• **RECORDS FOR THIS EXERCISE**
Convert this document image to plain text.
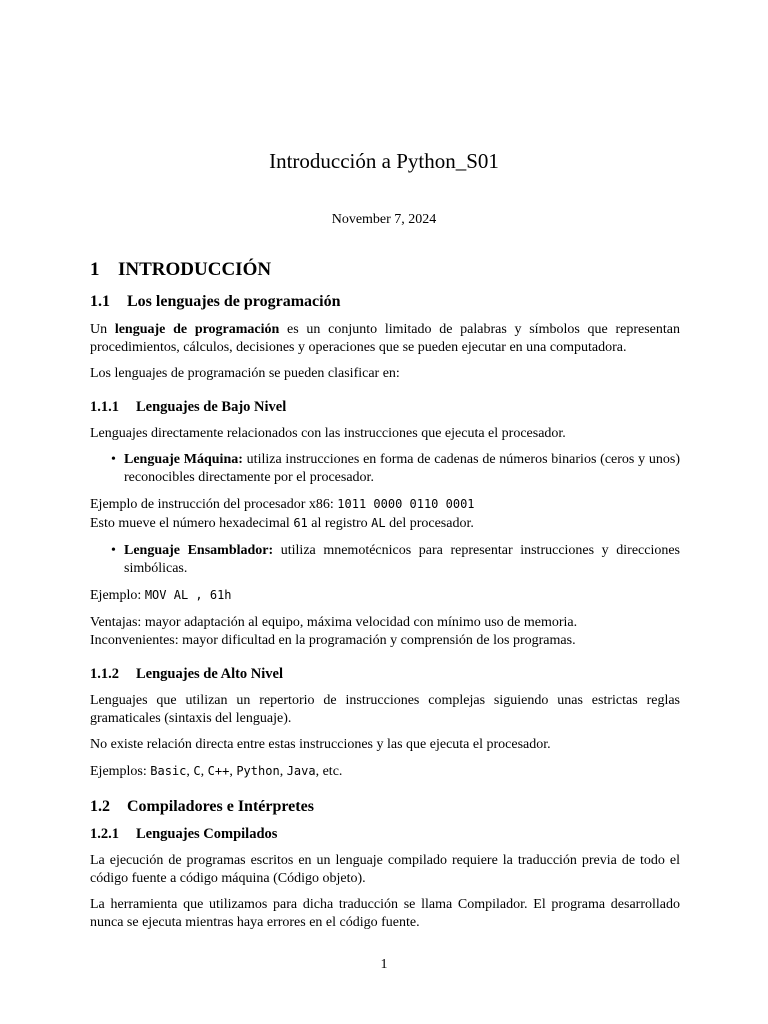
Introducción a Python_S01
November 7, 2024
1 INTRODUCCIÓN
1.1 Los lenguajes de programación

Un lenguaje de programación es un conjunto limitado de palabras y símbolos que representan procedimientos, cálculos, decisiones y operaciones que se pueden ejecutar en una computadora.

Los lenguajes de programación se pueden clasificar en:

1.1.1 Lenguajes de Bajo Nivel

Lenguajes directamente relacionados con las instrucciones que ejecuta el procesador.

• Lenguaje Máquina: utiliza instrucciones en forma de cadenas de números binarios (ceros y unos) reconocibles directamente por el procesador.

Ejemplo de instrucción del procesador x86: 1011 0000 0110 0001
Esto mueve el número hexadecimal 61 al registro AL del procesador.

• Lenguaje Ensamblador: utiliza mnemotécnicos para representar instrucciones y direcciones simbólicas.

Ejemplo: MOV AL , 61h

Ventajas: mayor adaptación al equipo, máxima velocidad con mínimo uso de memoria.
Inconvenientes: mayor dificultad en la programación y comprensión de los programas.

1.1.2 Lenguajes de Alto Nivel

Lenguajes que utilizan un repertorio de instrucciones complejas siguiendo unas estrictas reglas gramaticales (sintaxis del lenguaje).

No existe relación directa entre estas instrucciones y las que ejecuta el procesador.

Ejemplos: Basic, C, C++, Python, Java, etc.

1.2 Compiladores e Intérpretes
1.2.1 Lenguajes Compilados

La ejecución de programas escritos en un lenguaje compilado requiere la traducción previa de todo el código fuente a código máquina (Código objeto).

La herramienta que utilizamos para dicha traducción se llama Compilador. El programa desarrollado nunca se ejecuta mientras haya errores en el código fuente.

1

• **PROBLEM**
Reproduce each entry verbatim, excluding any embedded images.

• **CORRECT ANSWER**
Convert this document image to plain text.
Introducción a Python_S01
November 7, 2024
1 INTRODUCCIÓN
1.1 Los lenguajes de programación

Un lenguaje de programación es un conjunto limitado de palabras y símbolos que representan procedimientos, cálculos, decisiones y operaciones que se pueden ejecutar en una computadora.

Los lenguajes de programación se pueden clasificar en:

1.1.1 Lenguajes de Bajo Nivel

Lenguajes directamente relacionados con las instrucciones que ejecuta el procesador.

• Lenguaje Máquina: utiliza instrucciones en forma de cadenas de números binarios (ceros y unos) reconocibles directamente por el procesador.

Ejemplo de instrucción del procesador x86: 1011 0000 0110 0001
Esto mueve el número hexadecimal 61 al registro AL del procesador.

• Lenguaje Ensamblador: utiliza mnemotécnicos para representar instrucciones y direcciones simbólicas.

Ejemplo: MOV AL , 61h

Ventajas: mayor adaptación al equipo, máxima velocidad con mínimo uso de memoria.
Inconvenientes: mayor dificultad en la programación y comprensión de los programas.

1.1.2 Lenguajes de Alto Nivel

Lenguajes que utilizan un repertorio de instrucciones complejas siguiendo unas estrictas reglas gramaticales (sintaxis del lenguaje).

No existe relación directa entre estas instrucciones y las que ejecuta el procesador.

Ejemplos: Basic, C, C++, Python, Java, etc.

1.2 Compiladores e Intérpretes
1.2.1 Lenguajes Compilados

La ejecución de programas escritos en un lenguaje compilado requiere la traducción previa de todo el código fuente a código máquina (Código objeto).

La herramienta que utilizamos para dicha traducción se llama Compilador. El programa desarrollado nunca se ejecuta mientras haya errores en el código fuente.

1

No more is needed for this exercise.